- [Problem description] Which lines in the material below contain the word "source"? Copy each of them.

(Dataset listings of figures)

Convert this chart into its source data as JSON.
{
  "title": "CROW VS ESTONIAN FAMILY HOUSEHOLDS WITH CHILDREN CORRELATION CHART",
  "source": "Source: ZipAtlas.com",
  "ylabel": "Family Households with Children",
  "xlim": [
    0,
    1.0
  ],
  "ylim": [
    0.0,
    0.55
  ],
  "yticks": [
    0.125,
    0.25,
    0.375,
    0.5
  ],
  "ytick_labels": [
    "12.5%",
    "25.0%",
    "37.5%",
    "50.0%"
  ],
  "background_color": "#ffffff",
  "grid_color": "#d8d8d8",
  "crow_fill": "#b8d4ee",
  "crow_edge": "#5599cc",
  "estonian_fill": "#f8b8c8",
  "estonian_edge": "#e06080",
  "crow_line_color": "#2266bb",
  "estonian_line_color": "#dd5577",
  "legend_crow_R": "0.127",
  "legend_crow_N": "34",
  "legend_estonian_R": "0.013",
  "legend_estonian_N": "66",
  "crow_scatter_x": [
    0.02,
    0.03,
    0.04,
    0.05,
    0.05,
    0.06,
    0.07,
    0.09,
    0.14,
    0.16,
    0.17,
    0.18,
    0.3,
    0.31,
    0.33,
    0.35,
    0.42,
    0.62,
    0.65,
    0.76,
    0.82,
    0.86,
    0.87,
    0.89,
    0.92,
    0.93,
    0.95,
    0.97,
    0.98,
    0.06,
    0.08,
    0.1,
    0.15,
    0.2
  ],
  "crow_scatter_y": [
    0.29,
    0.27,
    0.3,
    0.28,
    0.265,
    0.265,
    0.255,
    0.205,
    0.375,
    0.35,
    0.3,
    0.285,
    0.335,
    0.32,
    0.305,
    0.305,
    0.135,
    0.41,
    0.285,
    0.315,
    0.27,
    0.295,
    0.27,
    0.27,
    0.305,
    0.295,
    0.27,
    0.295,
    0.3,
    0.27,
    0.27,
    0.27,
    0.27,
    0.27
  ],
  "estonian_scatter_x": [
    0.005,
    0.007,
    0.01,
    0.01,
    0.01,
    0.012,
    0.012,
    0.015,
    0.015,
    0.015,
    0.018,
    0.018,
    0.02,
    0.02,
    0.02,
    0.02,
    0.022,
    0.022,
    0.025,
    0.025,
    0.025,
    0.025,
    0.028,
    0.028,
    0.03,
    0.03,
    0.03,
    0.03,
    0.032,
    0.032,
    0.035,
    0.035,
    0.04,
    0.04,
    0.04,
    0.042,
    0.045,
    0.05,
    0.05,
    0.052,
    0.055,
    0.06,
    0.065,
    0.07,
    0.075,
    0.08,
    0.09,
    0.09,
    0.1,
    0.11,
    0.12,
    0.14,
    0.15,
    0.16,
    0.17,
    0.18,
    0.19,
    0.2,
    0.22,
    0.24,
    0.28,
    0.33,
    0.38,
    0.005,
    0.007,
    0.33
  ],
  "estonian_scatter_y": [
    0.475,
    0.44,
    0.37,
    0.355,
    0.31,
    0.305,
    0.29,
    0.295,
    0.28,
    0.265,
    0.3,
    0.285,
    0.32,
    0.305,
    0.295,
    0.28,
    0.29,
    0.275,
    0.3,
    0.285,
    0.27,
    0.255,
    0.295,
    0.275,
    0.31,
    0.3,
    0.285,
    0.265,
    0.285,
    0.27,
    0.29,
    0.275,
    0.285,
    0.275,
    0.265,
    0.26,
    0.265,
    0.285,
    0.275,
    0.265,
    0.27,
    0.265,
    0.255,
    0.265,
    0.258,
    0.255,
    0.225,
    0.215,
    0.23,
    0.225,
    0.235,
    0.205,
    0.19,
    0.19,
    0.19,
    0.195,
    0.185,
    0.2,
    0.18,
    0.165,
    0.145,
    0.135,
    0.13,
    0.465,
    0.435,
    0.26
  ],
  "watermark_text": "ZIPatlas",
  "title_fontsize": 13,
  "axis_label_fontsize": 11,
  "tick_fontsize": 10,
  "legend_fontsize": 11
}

- [Finished task]
Convert this chart into its source data as JSON.
  "source": "Source: ZipAtlas.com",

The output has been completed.